*EXERCISE PROMPT*:
Of the lines in the listing, how many include the string "change"? Write the number and nothing else.

# Start of DATASET ROWS

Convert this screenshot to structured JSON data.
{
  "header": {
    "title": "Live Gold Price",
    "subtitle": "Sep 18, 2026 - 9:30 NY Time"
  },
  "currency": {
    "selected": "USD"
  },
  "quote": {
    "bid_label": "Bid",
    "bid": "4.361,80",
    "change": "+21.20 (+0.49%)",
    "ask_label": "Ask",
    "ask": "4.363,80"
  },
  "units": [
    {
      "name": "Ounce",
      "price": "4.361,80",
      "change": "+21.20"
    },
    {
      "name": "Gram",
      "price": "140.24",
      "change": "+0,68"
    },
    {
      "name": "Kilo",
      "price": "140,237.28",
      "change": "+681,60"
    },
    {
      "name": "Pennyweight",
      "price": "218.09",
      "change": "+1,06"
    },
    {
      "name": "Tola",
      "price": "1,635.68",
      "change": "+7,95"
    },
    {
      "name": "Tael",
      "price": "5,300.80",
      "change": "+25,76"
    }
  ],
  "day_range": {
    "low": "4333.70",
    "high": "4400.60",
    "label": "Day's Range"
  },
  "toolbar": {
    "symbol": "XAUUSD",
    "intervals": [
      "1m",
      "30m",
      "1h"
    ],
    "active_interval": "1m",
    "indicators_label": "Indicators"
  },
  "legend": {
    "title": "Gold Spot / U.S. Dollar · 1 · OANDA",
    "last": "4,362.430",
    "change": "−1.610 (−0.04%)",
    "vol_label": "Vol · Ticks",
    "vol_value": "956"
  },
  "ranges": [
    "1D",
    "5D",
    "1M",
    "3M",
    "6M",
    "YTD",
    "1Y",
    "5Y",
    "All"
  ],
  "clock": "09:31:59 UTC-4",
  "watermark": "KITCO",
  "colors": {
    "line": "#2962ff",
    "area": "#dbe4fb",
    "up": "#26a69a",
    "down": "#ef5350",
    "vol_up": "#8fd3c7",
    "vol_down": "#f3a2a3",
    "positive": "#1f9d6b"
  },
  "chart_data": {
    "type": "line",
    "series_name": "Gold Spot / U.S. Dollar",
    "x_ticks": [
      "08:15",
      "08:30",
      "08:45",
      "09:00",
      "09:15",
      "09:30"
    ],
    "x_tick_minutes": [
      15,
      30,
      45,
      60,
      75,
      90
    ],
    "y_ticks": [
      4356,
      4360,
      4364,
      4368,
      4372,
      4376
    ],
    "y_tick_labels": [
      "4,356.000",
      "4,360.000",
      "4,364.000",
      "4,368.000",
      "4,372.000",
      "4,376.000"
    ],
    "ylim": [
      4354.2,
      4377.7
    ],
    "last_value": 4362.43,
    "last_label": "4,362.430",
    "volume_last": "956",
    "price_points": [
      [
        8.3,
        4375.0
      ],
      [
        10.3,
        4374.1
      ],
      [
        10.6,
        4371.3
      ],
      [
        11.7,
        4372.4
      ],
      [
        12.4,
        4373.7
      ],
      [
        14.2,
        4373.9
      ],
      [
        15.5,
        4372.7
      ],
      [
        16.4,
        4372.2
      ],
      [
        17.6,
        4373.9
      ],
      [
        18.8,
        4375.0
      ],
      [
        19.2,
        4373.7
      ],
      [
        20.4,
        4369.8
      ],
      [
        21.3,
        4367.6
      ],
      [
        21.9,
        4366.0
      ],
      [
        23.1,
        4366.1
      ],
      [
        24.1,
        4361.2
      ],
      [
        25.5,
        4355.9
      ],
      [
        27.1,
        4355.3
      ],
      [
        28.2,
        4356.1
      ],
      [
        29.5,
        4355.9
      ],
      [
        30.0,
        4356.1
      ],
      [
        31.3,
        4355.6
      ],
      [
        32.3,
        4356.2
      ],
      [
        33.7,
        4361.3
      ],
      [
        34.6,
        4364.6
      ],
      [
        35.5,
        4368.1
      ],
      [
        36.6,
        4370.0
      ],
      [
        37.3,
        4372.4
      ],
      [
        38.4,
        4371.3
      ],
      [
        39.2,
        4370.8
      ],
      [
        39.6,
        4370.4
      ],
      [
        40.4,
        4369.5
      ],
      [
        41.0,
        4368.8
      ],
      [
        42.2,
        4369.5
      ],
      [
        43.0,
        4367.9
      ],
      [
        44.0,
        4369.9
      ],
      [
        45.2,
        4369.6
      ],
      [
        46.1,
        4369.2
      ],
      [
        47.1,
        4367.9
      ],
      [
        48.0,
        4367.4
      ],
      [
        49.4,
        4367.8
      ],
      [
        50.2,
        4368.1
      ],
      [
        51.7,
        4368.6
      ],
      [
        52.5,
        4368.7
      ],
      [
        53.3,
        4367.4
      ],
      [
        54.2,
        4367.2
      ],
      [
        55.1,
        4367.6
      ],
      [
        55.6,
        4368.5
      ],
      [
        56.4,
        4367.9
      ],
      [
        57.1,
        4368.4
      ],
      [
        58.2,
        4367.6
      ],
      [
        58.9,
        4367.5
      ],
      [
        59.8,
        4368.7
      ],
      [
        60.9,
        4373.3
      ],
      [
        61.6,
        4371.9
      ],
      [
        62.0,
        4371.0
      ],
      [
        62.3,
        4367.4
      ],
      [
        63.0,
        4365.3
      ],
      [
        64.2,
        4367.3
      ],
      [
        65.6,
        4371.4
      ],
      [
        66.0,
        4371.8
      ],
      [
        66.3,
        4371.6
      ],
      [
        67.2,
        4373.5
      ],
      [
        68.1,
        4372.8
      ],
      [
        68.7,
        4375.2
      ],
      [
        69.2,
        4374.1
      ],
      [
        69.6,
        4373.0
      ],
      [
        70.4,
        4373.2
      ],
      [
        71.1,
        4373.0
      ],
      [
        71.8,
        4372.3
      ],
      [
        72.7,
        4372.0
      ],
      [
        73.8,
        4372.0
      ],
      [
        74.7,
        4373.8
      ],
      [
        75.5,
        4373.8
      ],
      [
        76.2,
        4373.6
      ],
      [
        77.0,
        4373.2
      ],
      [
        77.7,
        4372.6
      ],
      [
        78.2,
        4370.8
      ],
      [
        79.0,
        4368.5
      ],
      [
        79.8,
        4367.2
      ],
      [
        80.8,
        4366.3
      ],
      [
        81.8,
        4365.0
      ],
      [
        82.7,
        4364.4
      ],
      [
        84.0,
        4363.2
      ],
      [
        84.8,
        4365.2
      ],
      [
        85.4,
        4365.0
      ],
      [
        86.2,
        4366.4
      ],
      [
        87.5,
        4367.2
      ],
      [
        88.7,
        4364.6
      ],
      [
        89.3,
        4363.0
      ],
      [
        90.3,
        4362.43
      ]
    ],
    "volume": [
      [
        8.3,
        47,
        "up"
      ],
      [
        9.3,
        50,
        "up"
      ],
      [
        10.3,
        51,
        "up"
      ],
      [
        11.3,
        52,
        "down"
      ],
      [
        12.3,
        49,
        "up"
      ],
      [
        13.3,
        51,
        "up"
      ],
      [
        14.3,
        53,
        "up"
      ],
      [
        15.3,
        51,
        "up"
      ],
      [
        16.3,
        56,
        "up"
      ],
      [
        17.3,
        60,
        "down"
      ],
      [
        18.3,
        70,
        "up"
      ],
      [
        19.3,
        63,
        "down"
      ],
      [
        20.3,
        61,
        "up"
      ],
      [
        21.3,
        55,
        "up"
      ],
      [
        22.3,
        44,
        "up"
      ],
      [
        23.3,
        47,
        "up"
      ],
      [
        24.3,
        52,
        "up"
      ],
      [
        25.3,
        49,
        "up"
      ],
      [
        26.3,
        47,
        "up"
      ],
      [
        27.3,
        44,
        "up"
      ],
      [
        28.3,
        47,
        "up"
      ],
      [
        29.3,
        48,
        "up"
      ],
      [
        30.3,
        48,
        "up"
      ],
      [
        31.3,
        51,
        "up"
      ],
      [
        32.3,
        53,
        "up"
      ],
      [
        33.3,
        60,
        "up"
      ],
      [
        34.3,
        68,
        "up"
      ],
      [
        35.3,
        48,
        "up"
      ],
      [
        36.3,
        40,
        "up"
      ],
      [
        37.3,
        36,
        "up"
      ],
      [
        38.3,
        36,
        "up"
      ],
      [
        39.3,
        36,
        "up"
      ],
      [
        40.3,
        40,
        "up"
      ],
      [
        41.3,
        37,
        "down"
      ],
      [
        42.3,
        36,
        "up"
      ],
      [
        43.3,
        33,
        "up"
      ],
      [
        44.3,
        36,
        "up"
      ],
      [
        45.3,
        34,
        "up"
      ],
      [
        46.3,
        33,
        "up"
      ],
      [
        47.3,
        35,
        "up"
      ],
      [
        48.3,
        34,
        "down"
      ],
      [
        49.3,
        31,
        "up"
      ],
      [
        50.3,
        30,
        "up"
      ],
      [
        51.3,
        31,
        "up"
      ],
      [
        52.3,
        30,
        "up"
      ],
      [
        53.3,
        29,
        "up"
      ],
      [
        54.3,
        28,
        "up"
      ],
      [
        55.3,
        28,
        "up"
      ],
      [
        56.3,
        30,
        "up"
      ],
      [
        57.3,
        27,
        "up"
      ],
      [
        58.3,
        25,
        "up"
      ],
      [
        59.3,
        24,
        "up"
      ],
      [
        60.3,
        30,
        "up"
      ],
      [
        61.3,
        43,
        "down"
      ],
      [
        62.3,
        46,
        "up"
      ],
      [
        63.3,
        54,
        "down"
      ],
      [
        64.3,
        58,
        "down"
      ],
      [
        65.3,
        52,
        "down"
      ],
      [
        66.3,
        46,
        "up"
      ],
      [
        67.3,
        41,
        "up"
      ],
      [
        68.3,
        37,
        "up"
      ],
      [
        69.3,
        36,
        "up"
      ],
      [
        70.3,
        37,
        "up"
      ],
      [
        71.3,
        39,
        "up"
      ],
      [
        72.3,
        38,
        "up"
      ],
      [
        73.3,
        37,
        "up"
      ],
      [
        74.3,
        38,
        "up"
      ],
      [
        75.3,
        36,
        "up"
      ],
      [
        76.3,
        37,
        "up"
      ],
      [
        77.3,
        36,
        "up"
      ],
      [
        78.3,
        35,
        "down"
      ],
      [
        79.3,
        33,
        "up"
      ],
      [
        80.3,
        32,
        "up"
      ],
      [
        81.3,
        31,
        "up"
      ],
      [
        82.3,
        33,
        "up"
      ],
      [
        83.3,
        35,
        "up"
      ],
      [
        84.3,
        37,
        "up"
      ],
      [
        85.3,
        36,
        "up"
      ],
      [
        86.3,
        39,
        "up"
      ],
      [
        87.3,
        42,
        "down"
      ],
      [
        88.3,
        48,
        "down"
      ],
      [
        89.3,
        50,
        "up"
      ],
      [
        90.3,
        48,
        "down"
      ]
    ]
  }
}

# End of DATASET ROWS

*ANSWER TO THIS TASK*:
8